THE REQUEST: Write out each entry, exactly the way it appears.

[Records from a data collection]

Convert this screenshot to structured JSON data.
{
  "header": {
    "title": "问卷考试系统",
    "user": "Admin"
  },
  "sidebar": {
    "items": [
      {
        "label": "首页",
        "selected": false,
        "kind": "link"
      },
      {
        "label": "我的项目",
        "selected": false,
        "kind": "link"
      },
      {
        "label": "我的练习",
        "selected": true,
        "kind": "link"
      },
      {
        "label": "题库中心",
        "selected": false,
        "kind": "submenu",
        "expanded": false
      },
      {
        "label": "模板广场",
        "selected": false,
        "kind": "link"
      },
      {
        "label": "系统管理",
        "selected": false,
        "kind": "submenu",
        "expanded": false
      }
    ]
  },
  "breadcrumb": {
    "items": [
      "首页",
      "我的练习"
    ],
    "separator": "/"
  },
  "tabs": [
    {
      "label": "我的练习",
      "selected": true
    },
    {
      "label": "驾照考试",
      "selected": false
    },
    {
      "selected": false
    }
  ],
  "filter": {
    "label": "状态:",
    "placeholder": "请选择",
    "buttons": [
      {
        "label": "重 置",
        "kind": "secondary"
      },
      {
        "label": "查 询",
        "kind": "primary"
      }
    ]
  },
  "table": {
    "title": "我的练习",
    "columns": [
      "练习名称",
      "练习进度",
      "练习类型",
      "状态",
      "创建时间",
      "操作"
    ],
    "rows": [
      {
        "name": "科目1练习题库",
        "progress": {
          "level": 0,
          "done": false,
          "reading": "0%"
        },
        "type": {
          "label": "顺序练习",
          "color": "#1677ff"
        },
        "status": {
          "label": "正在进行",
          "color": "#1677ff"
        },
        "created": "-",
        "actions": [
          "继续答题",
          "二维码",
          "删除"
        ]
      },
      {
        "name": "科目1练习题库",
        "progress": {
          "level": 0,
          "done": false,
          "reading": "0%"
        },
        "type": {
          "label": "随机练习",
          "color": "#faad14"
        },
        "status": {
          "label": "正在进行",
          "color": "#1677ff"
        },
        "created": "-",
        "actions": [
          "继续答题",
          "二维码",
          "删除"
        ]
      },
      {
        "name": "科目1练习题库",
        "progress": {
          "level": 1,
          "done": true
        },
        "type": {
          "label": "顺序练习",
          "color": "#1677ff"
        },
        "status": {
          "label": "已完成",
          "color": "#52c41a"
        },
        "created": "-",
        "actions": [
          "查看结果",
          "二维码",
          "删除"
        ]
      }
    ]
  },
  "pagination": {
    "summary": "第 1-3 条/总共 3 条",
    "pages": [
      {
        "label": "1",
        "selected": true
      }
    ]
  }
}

EXERCISE ANSWER:
Convert this screenshot to structured JSON data.
{
  "header": {
    "title": "问卷考试系统",
    "user": "Admin"
  },
  "sidebar": {
    "items": [
      {
        "label": "首页",
        "selected": false,
        "kind": "link"
      },
      {
        "label": "我的项目",
        "selected": false,
        "kind": "link"
      },
      {
        "label": "我的练习",
        "selected": true,
        "kind": "link"
      },
      {
        "label": "题库中心",
        "selected": false,
        "kind": "submenu",
        "expanded": false
      },
      {
        "label": "模板广场",
        "selected": false,
        "kind": "link"
      },
      {
        "label": "系统管理",
        "selected": false,
        "kind": "submenu",
        "expanded": false
      }
    ]
  },
  "breadcrumb": {
    "items": [
      "首页",
      "我的练习"
    ],
    "separator": "/"
  },
  "tabs": [
    {
      "label": "我的练习",
      "selected": true
    },
    {
      "label": "驾照考试",
      "selected": false
    },
    {
      "selected": false
    }
  ],
  "filter": {
    "label": "状态:",
    "placeholder": "请选择",
    "buttons": [
      {
        "label": "重 置",
        "kind": "secondary"
      },
      {
        "label": "查 询",
        "kind": "primary"
      }
    ]
  },
  "table": {
    "title": "我的练习",
    "columns": [
      "练习名称",
      "练习进度",
      "练习类型",
      "状态",
      "创建时间",
      "操作"
    ],
    "rows": [
      {
        "name": "科目1练习题库",
        "progress": {
          "level": 0,
          "done": false,
          "reading": "0%"
        },
        "type": {
          "label": "顺序练习",
          "color": "#1677ff"
        },
        "status": {
          "label": "正在进行",
          "color": "#1677ff"
        },
        "created": "-",
        "actions": [
          "继续答题",
          "二维码",
          "删除"
        ]
      },
      {
        "name": "科目1练习题库",
        "progress": {
          "level": 0,
          "done": false,
          "reading": "0%"
        },
        "type": {
          "label": "随机练习",
          "color": "#faad14"
        },
        "status": {
          "label": "正在进行",
          "color": "#1677ff"
        },
        "created": "-",
        "actions": [
          "继续答题",
          "二维码",
          "删除"
        ]
      },
      {
        "name": "科目1练习题库",
        "progress": {
          "level": 1,
          "done": true
        },
        "type": {
          "label": "顺序练习",
          "color": "#1677ff"
        },
        "status": {
          "label": "已完成",
          "color": "#52c41a"
        },
        "created": "-",
        "actions": [
          "查看结果",
          "二维码",
          "删除"
        ]
      }
    ]
  },
  "pagination": {
    "summary": "第 1-3 条/总共 3 条",
    "pages": [
      {
        "label": "1",
        "selected": true
      }
    ]
  }
}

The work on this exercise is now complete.